(Dataset records)
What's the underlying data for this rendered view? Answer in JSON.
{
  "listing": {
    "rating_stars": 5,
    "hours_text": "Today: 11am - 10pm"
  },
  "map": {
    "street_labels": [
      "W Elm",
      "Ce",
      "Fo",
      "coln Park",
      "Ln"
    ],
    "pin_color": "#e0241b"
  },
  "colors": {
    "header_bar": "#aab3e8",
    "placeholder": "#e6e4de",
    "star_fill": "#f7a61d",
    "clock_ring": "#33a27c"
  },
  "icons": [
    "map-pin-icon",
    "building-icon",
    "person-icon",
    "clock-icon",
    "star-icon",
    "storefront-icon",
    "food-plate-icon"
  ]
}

### Instructions for the task
Reproduce the material exactly, with every line intact.

### Task output
What's the underlying data for this rendered view? Answer in JSON.
{
  "listing": {
    "rating_stars": 5,
    "hours_text": "Today: 11am - 10pm"
  },
  "map": {
    "street_labels": [
      "W Elm",
      "Ce",
      "Fo",
      "coln Park",
      "Ln"
    ],
    "pin_color": "#e0241b"
  },
  "colors": {
    "header_bar": "#aab3e8",
    "placeholder": "#e6e4de",
    "star_fill": "#f7a61d",
    "clock_ring": "#33a27c"
  },
  "icons": [
    "map-pin-icon",
    "building-icon",
    "person-icon",
    "clock-icon",
    "star-icon",
    "storefront-icon",
    "food-plate-icon"
  ]
}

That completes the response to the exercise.